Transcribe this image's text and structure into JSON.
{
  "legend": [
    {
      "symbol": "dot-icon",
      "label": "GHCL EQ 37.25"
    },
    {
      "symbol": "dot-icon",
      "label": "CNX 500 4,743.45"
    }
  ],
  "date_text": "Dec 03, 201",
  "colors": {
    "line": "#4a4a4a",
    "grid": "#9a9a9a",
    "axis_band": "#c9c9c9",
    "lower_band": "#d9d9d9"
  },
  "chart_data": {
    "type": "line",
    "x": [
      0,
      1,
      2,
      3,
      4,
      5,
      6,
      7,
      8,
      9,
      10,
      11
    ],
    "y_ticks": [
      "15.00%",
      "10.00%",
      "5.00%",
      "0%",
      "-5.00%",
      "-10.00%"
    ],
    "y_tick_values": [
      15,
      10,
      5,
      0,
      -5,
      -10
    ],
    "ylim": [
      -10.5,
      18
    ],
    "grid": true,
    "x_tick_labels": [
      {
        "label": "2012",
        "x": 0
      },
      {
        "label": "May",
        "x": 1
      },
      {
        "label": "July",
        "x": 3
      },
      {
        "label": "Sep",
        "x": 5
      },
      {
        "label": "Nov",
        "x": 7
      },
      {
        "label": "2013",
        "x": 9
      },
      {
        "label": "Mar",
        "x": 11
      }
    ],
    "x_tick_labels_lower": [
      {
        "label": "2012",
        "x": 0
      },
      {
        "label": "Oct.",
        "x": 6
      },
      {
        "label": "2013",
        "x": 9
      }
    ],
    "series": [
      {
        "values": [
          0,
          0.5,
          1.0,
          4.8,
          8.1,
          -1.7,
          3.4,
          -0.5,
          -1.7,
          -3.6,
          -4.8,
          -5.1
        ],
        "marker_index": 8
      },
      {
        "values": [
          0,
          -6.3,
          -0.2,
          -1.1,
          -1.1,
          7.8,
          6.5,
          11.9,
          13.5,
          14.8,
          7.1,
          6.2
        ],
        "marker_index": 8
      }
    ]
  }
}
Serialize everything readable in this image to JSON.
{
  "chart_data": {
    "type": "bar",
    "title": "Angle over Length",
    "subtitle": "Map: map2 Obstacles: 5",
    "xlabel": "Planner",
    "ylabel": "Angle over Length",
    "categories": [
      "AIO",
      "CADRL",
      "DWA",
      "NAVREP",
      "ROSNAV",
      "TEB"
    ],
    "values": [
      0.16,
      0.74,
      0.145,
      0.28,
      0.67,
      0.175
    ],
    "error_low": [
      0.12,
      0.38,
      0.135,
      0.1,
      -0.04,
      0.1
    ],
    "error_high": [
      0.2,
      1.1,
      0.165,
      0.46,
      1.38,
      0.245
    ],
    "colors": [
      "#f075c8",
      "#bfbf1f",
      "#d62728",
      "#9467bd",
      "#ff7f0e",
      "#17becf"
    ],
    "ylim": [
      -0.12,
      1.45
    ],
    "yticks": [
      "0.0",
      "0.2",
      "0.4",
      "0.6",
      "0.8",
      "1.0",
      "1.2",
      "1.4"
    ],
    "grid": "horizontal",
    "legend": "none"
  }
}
□ □ □
● Work to be completed: Note each line of the entries that has "image" in it, and copy those lines.

● The completed task:
Transcribe this image's text and structure into JSON.
Serialize everything readable in this image to JSON.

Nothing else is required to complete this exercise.